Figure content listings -
......

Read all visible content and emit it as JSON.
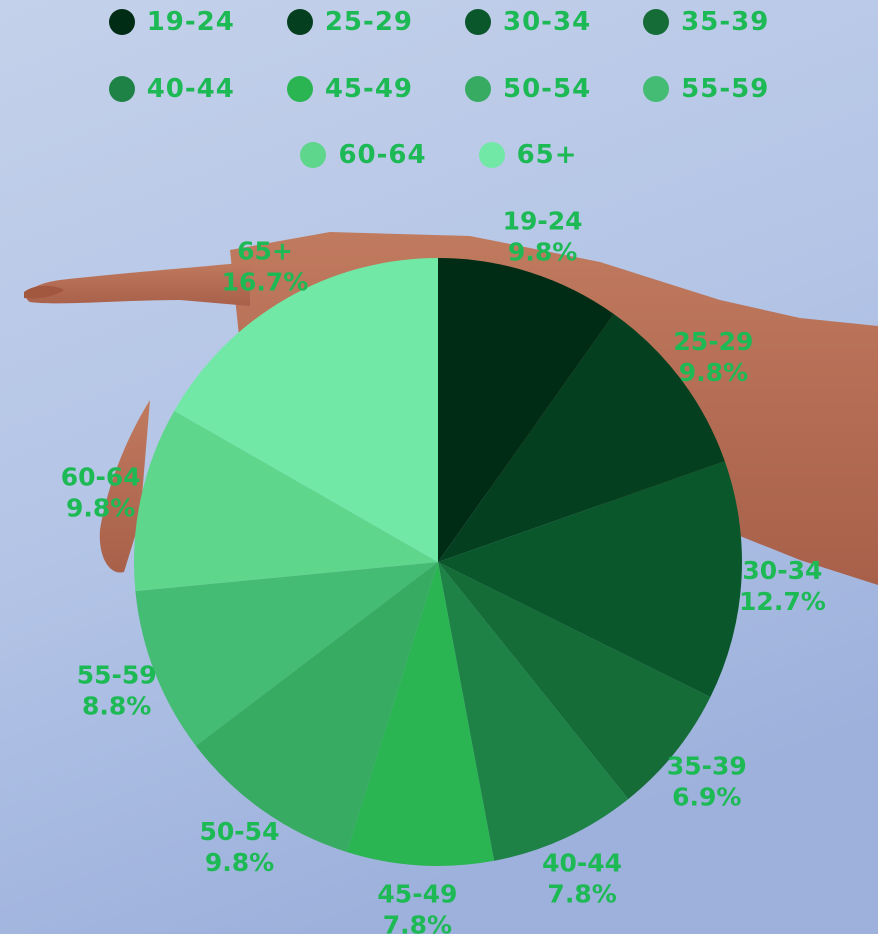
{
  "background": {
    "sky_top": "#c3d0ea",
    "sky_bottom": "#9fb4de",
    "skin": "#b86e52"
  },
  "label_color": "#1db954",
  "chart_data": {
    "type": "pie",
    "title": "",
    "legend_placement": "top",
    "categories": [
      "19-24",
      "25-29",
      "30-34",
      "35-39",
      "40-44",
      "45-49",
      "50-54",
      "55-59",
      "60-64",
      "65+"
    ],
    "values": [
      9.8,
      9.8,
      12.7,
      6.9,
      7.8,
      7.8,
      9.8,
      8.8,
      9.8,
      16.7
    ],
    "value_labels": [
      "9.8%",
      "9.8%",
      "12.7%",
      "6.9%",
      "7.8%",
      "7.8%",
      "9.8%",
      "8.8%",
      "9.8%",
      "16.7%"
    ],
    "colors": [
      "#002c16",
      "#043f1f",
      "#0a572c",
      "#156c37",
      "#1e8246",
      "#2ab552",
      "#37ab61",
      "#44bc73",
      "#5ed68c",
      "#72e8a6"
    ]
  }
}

......

WHAT IS REQUIRED -
Reproduce the entries above without change, omitting all pictures.

EXERCISE ANSWER -
Read all visible content and emit it as JSON.
{
  "background": {
    "sky_top": "#c3d0ea",
    "sky_bottom": "#9fb4de",
    "skin": "#b86e52"
  },
  "label_color": "#1db954",
  "chart_data": {
    "type": "pie",
    "title": "",
    "legend_placement": "top",
    "categories": [
      "19-24",
      "25-29",
      "30-34",
      "35-39",
      "40-44",
      "45-49",
      "50-54",
      "55-59",
      "60-64",
      "65+"
    ],
    "values": [
      9.8,
      9.8,
      12.7,
      6.9,
      7.8,
      7.8,
      9.8,
      8.8,
      9.8,
      16.7
    ],
    "value_labels": [
      "9.8%",
      "9.8%",
      "12.7%",
      "6.9%",
      "7.8%",
      "7.8%",
      "9.8%",
      "8.8%",
      "9.8%",
      "16.7%"
    ],
    "colors": [
      "#002c16",
      "#043f1f",
      "#0a572c",
      "#156c37",
      "#1e8246",
      "#2ab552",
      "#37ab61",
      "#44bc73",
      "#5ed68c",
      "#72e8a6"
    ]
  }
}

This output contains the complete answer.